DATA_BUCKET = os.getenv("DATA_BUCKET")
RESULTS_BUCKET = os.getenv("RESULTS_BUCKET")

print("Configuration loaded")

## 2. Load Data with Sentiment

In [None]:
# Load sample data
df = pd.read_csv("../../studio-lab/sample_data.csv")
df["timestamp"] = pd.to_datetime(df["timestamp"])

print(f"Loaded {len(df)} posts")
df.head()

## 3. Detect Misinformation Patterns

In [None]:
# Apply misinformation detection
print("Analyzing misinformation patterns...")
misinfo_results = df["text"].apply(detect_misinformation_patterns)

# Convert results to DataFrame columns
misinfo_df = pd.DataFrame(misinfo_results.tolist())
df = pd.concat([df, misinfo_df], axis=1)

print("✓ Pattern detection complete")
print("\nRisk Score Statistics:")
print(df["risk_score"].describe())

In [None]:
# Show example detections
print("Example Pattern Detections:\n")
for idx in range(min(5, len(df))):
    row = df.iloc[idx]
    print(f"{idx + 1}. Text: {row['text'][:80]}...")
    print(f"   Risk Score: {row['risk_score']}")
    print("   Indicators:")
    for col in ["excessive_caps", "excessive_punctuation"]:
        if row[col]:
            print(f"     - {col.replace('_', ' ').title()}")
    print()

## 4. Risk Score Distribution

In [None]:
# Visualize risk score distribution
fig, axes = plt.subplots(1, 2, figsize=(14, 5))

# Histogram
axes[0].hist(df["risk_score"], bins=range(0, 12), edgecolor="black", color="crimson", alpha=0.7)

____________

**Direction 1**
Quote the notebook excerpt in full, keeping every character as it stands.

____________

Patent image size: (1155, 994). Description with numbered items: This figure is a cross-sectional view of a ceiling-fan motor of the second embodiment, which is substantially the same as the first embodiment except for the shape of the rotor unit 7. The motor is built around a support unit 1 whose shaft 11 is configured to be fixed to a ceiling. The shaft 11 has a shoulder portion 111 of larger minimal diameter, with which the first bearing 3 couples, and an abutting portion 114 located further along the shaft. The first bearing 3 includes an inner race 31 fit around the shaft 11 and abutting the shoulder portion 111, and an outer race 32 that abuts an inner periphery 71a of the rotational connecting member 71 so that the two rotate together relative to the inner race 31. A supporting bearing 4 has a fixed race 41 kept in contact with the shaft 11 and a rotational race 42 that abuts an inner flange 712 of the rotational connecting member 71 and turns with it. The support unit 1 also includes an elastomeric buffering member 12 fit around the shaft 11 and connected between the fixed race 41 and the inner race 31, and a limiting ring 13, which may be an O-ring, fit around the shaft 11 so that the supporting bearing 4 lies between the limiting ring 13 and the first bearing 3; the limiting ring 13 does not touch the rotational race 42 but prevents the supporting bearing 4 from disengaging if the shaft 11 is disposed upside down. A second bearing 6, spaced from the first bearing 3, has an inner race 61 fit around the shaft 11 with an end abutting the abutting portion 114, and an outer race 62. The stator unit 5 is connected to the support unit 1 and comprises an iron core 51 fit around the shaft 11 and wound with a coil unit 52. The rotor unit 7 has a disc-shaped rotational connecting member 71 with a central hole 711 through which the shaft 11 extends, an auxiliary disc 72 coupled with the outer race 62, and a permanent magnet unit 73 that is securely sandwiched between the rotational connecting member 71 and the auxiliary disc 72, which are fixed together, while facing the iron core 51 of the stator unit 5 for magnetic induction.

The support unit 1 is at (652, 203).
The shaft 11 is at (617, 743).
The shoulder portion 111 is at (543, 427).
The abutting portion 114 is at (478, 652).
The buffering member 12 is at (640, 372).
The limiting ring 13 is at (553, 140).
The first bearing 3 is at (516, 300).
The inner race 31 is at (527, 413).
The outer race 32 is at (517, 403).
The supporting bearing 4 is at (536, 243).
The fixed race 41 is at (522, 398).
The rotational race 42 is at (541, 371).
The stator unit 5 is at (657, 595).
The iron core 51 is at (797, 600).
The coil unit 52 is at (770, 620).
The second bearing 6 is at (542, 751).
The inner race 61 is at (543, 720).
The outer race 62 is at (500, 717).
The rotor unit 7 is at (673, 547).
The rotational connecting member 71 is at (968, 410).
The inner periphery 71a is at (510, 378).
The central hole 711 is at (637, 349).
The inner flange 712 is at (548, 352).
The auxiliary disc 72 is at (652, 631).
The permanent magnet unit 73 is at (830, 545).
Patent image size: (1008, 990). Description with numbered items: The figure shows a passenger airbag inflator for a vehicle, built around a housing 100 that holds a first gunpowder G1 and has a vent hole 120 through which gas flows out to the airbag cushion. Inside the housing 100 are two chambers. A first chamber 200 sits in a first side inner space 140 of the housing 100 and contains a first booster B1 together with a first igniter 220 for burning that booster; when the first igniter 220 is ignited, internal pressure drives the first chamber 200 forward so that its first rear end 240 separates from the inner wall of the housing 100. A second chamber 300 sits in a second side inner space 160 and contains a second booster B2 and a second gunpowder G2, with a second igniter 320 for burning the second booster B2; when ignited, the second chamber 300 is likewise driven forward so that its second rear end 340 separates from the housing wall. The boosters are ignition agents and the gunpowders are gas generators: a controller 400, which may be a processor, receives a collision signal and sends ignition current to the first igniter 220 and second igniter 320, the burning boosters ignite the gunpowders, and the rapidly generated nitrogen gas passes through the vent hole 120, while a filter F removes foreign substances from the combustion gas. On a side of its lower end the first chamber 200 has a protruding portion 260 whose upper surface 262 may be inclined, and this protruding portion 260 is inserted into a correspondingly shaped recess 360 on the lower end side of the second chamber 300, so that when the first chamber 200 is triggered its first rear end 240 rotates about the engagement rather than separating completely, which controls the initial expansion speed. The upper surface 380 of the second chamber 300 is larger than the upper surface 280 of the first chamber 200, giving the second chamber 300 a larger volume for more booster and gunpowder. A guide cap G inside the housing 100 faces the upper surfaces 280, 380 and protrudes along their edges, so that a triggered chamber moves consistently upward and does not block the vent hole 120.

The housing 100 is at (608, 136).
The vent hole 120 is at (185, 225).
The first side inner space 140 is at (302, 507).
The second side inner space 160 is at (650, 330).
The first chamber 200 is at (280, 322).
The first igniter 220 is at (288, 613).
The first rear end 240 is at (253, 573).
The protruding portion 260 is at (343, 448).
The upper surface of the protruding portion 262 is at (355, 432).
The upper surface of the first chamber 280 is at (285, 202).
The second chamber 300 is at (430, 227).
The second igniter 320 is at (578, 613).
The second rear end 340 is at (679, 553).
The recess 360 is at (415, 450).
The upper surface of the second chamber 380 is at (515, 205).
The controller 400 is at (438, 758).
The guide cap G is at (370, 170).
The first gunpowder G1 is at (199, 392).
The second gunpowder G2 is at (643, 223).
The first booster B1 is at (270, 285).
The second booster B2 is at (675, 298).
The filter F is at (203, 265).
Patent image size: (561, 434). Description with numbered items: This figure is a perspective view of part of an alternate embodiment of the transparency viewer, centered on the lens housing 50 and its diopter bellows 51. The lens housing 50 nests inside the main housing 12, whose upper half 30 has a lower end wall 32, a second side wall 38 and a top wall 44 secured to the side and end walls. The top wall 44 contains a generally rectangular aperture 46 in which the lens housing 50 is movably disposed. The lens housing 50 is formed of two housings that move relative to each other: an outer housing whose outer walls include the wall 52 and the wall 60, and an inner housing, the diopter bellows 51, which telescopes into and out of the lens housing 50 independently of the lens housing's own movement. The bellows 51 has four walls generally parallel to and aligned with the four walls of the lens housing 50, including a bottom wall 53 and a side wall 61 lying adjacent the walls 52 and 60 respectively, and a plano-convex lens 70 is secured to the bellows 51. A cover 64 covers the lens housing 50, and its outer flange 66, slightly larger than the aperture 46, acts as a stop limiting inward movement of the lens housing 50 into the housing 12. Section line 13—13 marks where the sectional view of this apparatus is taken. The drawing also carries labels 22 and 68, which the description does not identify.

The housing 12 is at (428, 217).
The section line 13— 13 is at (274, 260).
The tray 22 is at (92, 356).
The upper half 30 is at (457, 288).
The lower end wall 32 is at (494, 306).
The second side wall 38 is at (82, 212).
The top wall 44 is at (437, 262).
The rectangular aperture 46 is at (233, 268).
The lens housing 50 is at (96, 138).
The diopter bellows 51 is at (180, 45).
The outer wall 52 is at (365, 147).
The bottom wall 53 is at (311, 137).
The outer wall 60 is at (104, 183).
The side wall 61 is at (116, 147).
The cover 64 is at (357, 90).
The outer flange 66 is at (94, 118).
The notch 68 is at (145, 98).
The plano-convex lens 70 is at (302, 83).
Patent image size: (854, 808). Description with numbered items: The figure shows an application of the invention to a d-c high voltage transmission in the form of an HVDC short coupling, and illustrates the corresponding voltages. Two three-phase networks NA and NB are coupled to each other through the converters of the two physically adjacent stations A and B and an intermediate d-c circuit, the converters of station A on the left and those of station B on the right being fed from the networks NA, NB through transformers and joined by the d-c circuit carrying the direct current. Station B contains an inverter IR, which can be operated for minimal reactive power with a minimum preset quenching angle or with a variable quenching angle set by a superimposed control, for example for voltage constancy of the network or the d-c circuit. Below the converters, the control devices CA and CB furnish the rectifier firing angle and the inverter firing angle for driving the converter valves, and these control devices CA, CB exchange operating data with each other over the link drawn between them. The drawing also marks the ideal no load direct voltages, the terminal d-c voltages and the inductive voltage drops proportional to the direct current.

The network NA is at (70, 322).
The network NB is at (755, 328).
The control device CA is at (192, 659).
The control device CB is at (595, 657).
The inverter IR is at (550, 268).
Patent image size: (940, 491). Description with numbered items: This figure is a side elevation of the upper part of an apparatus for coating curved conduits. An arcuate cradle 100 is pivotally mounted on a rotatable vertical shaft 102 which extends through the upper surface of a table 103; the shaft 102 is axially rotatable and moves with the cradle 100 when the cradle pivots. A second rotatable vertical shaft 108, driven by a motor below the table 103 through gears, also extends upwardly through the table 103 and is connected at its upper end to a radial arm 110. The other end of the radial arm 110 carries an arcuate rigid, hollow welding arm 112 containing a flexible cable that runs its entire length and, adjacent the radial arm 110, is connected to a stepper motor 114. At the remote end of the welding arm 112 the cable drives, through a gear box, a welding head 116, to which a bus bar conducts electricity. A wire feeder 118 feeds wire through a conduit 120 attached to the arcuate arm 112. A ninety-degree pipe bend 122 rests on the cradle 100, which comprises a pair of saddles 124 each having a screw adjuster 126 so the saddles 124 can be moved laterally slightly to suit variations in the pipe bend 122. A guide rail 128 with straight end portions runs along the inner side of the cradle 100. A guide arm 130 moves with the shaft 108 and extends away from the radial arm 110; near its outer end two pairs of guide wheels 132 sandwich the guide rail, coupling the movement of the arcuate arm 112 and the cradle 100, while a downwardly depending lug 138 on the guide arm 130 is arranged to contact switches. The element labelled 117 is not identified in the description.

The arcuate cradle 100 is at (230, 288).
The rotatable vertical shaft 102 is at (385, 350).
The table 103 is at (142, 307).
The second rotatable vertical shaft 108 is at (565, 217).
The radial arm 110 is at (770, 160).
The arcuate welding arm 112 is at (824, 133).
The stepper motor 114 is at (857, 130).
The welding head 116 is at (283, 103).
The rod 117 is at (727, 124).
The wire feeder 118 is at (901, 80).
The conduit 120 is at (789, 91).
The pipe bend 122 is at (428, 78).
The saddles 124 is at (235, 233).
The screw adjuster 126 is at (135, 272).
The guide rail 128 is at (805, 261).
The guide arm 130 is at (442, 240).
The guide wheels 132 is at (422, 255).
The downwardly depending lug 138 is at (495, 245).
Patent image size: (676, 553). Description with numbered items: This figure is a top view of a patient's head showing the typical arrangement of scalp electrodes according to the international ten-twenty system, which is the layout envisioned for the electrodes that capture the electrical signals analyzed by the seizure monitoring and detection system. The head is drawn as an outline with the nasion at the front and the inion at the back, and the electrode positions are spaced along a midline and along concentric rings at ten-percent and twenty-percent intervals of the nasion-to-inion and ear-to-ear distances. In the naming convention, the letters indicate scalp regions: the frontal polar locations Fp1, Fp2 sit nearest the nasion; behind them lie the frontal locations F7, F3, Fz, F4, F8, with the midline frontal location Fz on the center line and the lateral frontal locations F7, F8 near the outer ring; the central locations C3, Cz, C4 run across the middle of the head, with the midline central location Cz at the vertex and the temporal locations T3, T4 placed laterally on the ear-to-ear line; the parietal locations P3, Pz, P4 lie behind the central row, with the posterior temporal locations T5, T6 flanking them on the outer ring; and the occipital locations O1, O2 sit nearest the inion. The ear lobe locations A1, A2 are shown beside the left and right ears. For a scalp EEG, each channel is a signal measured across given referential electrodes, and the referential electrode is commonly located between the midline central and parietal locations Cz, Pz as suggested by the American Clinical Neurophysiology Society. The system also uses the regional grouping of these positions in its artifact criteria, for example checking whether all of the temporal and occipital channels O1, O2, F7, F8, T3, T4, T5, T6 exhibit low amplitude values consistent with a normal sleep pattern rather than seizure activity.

____________

**Direction 2**
Print, without any change, the stretch of the records from the line that contains "Patent image size: (854, 808)." through the line that contains "The control device CB is at (595, 657).", both of those lines included, and nothing else.

**Complete answer 1**
DATA_BUCKET = os.getenv("DATA_BUCKET")
RESULTS_BUCKET = os.getenv("RESULTS_BUCKET")

print("Configuration loaded")

## 2. Load Data with Sentiment

In [None]:
# Load sample data
df = pd.read_csv("../../studio-lab/sample_data.csv")
df["timestamp"] = pd.to_datetime(df["timestamp"])

print(f"Loaded {len(df)} posts")
df.head()

## 3. Detect Misinformation Patterns

In [None]:
# Apply misinformation detection
print("Analyzing misinformation patterns...")
misinfo_results = df["text"].apply(detect_misinformation_patterns)

# Convert results to DataFrame columns
misinfo_df = pd.DataFrame(misinfo_results.tolist())
df = pd.concat([df, misinfo_df], axis=1)

print("✓ Pattern detection complete")
print("\nRisk Score Statistics:")
print(df["risk_score"].describe())

In [None]:
# Show example detections
print("Example Pattern Detections:\n")
for idx in range(min(5, len(df))):
    row = df.iloc[idx]
    print(f"{idx + 1}. Text: {row['text'][:80]}...")
    print(f"   Risk Score: {row['risk_score']}")
    print("   Indicators:")
    for col in ["excessive_caps", "excessive_punctuation"]:
        if row[col]:
            print(f"     - {col.replace('_', ' ').title()}")
    print()

## 4. Risk Score Distribution

In [None]:
# Visualize risk score distribution
fig, axes = plt.subplots(1, 2, figsize=(14, 5))

# Histogram
axes[0].hist(df["risk_score"], bins=range(0, 12), edgecolor="black", color="crimson", alpha=0.7)

**Complete answer 2**
Patent image size: (854, 808). Description with numbered items: The figure shows an application of the invention to a d-c high voltage transmission in the form of an HVDC short coupling, and illustrates the corresponding voltages. Two three-phase networks NA and NB are coupled to each other through the converters of the two physically adjacent stations A and B and an intermediate d-c circuit, the converters of station A on the left and those of station B on the right being fed from the networks NA, NB through transformers and joined by the d-c circuit carrying the direct current. Station B contains an inverter IR, which can be operated for minimal reactive power with a minimum preset quenching angle or with a variable quenching angle set by a superimposed control, for example for voltage constancy of the network or the d-c circuit. Below the converters, the control devices CA and CB furnish the rectifier firing angle and the inverter firing angle for driving the converter valves, and these control devices CA, CB exchange operating data with each other over the link drawn between them. The drawing also marks the ideal no load direct voltages, the terminal d-c voltages and the inductive voltage drops proportional to the direct current.

The network NA is at (70, 322).
The network NB is at (755, 328).
The control device CA is at (192, 659).
The control device CB is at (595, 657).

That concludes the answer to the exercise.